Recorded data
────────

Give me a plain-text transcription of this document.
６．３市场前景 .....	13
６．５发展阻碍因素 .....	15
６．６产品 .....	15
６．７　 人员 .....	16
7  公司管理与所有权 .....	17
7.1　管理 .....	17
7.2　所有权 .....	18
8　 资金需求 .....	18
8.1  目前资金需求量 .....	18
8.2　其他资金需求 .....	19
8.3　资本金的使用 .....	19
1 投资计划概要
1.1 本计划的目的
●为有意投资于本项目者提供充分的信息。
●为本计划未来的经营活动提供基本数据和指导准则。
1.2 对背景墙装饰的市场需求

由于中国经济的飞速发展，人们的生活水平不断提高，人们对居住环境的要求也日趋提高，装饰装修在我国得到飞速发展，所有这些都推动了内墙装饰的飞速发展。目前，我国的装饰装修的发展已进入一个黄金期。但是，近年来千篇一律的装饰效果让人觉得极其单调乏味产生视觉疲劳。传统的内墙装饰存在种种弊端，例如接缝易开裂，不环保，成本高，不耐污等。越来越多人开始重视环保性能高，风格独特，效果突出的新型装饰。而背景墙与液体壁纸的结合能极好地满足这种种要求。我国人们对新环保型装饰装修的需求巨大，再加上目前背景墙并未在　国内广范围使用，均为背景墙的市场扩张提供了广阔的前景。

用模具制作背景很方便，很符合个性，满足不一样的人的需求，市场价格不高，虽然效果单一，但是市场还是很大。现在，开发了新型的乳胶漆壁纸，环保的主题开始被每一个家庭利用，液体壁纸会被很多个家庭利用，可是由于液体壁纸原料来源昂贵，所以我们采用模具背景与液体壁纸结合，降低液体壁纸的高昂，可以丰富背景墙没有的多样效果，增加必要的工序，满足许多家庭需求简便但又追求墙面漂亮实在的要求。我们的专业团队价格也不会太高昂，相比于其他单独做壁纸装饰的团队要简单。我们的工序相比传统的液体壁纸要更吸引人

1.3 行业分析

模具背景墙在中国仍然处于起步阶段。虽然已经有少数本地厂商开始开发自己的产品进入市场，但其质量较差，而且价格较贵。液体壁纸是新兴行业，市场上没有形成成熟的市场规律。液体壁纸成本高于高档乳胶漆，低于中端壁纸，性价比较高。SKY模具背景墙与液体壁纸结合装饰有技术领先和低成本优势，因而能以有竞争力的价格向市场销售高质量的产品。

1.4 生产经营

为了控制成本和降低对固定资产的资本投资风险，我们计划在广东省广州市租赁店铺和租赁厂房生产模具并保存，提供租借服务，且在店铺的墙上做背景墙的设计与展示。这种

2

────────

Task goal >>
Each line of the material should be duplicated exactly, please.

Complete output >>
Give me a plain-text transcription of this document.
６．３市场前景 .....	13
６．５发展阻碍因素 .....	15
６．６产品 .....	15
６．７　 人员 .....	16
7  公司管理与所有权 .....	17
7.1　管理 .....	17
7.2　所有权 .....	18
8　 资金需求 .....	18
8.1  目前资金需求量 .....	18
8.2　其他资金需求 .....	19
8.3　资本金的使用 .....	19
1 投资计划概要
1.1 本计划的目的
●为有意投资于本项目者提供充分的信息。
●为本计划未来的经营活动提供基本数据和指导准则。
1.2 对背景墙装饰的市场需求

由于中国经济的飞速发展，人们的生活水平不断提高，人们对居住环境的要求也日趋提高，装饰装修在我国得到飞速发展，所有这些都推动了内墙装饰的飞速发展。目前，我国的装饰装修的发展已进入一个黄金期。但是，近年来千篇一律的装饰效果让人觉得极其单调乏味产生视觉疲劳。传统的内墙装饰存在种种弊端，例如接缝易开裂，不环保，成本高，不耐污等。越来越多人开始重视环保性能高，风格独特，效果突出的新型装饰。而背景墙与液体壁纸的结合能极好地满足这种种要求。我国人们对新环保型装饰装修的需求巨大，再加上目前背景墙并未在　国内广范围使用，均为背景墙的市场扩张提供了广阔的前景。

用模具制作背景很方便，很符合个性，满足不一样的人的需求，市场价格不高，虽然效果单一，但是市场还是很大。现在，开发了新型的乳胶漆壁纸，环保的主题开始被每一个家庭利用，液体壁纸会被很多个家庭利用，可是由于液体壁纸原料来源昂贵，所以我们采用模具背景与液体壁纸结合，降低液体壁纸的高昂，可以丰富背景墙没有的多样效果，增加必要的工序，满足许多家庭需求简便但又追求墙面漂亮实在的要求。我们的专业团队价格也不会太高昂，相比于其他单独做壁纸装饰的团队要简单。我们的工序相比传统的液体壁纸要更吸引人

1.3 行业分析

模具背景墙在中国仍然处于起步阶段。虽然已经有少数本地厂商开始开发自己的产品进入市场，但其质量较差，而且价格较贵。液体壁纸是新兴行业，市场上没有形成成熟的市场规律。液体壁纸成本高于高档乳胶漆，低于中端壁纸，性价比较高。SKY模具背景墙与液体壁纸结合装饰有技术领先和低成本优势，因而能以有竞争力的价格向市场销售高质量的产品。

1.4 生产经营

为了控制成本和降低对固定资产的资本投资风险，我们计划在广东省广州市租赁店铺和租赁厂房生产模具并保存，提供租借服务，且在店铺的墙上做背景墙的设计与展示。这种

2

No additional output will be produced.